## [What you have to do]
Gather all lines containing the string "this" and copy them out.

(Data entries)
▶

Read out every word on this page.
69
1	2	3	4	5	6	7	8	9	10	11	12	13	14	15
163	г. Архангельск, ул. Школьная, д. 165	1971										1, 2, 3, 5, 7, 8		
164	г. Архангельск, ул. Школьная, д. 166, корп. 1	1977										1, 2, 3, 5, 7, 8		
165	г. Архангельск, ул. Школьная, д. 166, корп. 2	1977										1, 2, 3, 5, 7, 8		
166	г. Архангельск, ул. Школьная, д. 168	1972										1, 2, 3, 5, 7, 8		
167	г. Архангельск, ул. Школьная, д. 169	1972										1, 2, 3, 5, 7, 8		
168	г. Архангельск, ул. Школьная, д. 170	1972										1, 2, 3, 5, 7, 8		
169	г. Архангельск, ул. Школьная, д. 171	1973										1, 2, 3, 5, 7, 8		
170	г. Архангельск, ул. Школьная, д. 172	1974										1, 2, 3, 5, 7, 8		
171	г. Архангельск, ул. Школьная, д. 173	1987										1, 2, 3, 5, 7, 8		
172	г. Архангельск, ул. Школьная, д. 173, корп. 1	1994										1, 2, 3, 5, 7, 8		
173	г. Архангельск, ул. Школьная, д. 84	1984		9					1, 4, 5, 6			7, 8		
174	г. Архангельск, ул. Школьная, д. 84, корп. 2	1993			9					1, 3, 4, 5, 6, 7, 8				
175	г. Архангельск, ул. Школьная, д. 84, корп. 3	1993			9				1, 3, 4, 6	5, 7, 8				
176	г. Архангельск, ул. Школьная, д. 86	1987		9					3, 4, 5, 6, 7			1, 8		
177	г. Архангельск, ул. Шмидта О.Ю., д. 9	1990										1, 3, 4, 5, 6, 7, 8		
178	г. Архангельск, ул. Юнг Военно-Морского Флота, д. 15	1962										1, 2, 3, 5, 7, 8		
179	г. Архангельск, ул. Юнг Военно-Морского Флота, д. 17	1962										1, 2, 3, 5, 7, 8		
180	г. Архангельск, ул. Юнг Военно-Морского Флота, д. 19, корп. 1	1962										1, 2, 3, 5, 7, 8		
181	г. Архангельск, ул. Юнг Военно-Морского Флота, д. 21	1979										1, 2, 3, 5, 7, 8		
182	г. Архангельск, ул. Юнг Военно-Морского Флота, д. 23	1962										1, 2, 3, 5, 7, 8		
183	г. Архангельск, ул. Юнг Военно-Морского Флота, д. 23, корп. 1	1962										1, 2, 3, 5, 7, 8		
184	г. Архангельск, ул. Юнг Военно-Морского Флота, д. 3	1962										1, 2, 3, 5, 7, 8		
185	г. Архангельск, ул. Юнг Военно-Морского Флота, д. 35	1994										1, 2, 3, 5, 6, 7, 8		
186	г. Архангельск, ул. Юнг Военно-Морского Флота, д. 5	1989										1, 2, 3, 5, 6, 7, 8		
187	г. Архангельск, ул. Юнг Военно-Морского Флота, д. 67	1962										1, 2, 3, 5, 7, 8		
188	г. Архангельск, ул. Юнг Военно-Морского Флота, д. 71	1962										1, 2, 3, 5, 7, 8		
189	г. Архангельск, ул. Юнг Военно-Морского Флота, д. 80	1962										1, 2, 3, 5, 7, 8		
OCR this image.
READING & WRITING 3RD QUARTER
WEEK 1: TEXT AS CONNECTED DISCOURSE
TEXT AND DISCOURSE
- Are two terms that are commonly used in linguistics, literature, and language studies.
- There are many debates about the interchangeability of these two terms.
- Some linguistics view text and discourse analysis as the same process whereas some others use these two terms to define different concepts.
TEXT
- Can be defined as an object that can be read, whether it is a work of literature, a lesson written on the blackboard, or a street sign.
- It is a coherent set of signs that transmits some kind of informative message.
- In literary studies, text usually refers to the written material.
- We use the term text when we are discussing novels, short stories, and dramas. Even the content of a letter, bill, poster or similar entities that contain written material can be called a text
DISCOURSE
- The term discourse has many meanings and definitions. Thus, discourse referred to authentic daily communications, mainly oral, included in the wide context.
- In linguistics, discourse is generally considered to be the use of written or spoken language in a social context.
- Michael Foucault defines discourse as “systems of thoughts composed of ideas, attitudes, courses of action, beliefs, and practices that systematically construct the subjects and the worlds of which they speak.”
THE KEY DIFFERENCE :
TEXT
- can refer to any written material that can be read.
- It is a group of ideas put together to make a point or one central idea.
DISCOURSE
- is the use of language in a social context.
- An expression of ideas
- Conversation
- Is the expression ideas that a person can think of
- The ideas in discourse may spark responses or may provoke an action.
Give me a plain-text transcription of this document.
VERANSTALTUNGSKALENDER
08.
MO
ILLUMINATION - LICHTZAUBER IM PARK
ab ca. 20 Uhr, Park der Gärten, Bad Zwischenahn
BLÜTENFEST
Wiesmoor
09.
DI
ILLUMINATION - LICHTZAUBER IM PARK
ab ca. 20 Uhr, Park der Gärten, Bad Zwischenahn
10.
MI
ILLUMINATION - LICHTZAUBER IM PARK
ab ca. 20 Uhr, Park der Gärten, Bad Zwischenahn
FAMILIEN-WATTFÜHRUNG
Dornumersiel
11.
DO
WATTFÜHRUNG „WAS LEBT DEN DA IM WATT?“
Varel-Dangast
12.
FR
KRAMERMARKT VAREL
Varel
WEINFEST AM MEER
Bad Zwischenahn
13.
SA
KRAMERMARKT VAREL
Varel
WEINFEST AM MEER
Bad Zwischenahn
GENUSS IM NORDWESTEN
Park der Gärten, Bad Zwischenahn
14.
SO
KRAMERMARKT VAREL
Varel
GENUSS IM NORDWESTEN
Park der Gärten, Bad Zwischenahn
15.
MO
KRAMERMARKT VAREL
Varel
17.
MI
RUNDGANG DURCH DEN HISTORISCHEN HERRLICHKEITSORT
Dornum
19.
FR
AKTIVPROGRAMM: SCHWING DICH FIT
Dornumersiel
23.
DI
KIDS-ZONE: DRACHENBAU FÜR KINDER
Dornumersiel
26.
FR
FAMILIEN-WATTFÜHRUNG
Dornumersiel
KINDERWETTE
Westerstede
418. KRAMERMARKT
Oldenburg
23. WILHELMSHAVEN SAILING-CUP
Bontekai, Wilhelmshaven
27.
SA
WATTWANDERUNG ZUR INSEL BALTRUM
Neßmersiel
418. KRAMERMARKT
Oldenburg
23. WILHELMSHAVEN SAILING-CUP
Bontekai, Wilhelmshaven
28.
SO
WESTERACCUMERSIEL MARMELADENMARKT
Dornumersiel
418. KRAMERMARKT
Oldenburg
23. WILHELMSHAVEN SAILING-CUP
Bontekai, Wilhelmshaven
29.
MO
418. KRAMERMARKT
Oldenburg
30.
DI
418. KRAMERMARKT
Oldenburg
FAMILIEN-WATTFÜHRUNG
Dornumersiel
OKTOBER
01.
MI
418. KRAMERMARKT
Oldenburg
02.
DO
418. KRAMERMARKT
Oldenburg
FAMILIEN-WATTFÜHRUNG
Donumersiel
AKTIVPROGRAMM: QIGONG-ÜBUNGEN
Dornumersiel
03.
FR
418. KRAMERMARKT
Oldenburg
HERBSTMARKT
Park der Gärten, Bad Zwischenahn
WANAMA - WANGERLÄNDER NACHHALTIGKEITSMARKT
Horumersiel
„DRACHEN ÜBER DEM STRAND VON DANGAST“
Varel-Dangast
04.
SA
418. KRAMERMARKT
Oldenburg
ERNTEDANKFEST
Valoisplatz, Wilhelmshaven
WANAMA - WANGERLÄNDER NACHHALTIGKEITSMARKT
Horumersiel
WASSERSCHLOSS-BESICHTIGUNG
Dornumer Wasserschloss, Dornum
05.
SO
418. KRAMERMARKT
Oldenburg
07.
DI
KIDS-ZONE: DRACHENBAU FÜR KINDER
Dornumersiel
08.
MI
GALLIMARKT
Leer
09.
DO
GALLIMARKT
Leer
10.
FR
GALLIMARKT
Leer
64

◀

## [Finished answer]
Read out every word on this page.
OCR this image.
Give me a plain-text transcription of this document.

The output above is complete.